Gather the lines that hold the string "lire".

##### Data rows #####

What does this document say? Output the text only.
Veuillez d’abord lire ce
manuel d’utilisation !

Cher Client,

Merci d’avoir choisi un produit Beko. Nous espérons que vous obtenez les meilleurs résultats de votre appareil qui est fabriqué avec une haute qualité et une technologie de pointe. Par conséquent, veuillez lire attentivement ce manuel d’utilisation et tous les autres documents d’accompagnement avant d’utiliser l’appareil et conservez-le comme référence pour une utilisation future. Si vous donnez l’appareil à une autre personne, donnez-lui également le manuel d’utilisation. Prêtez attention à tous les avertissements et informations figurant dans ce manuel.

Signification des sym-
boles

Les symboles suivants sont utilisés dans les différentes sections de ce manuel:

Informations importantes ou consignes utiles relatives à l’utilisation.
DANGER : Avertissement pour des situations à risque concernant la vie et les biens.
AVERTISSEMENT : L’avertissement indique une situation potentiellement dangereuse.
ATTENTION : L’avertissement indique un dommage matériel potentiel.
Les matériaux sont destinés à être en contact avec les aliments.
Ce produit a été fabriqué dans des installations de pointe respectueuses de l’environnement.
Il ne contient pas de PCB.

#####

_Solved exercise_:
Veuillez d’abord lire ce
Merci d’avoir choisi un produit Beko. Nous espérons que vous obtenez les meilleurs résultats de votre appareil qui est fabriqué avec une haute qualité et une technologie de pointe. Par conséquent, veuillez lire attentivement ce manuel d’utilisation et tous les autres documents d’accompagnement avant d’utiliser l’appareil et conservez-le comme référence pour une utilisation future. Si vous donnez l’appareil à une autre personne, donnez-lui également le manuel d’utilisation. Prêtez attention à tous les avertissements et informations figurant dans ce manuel.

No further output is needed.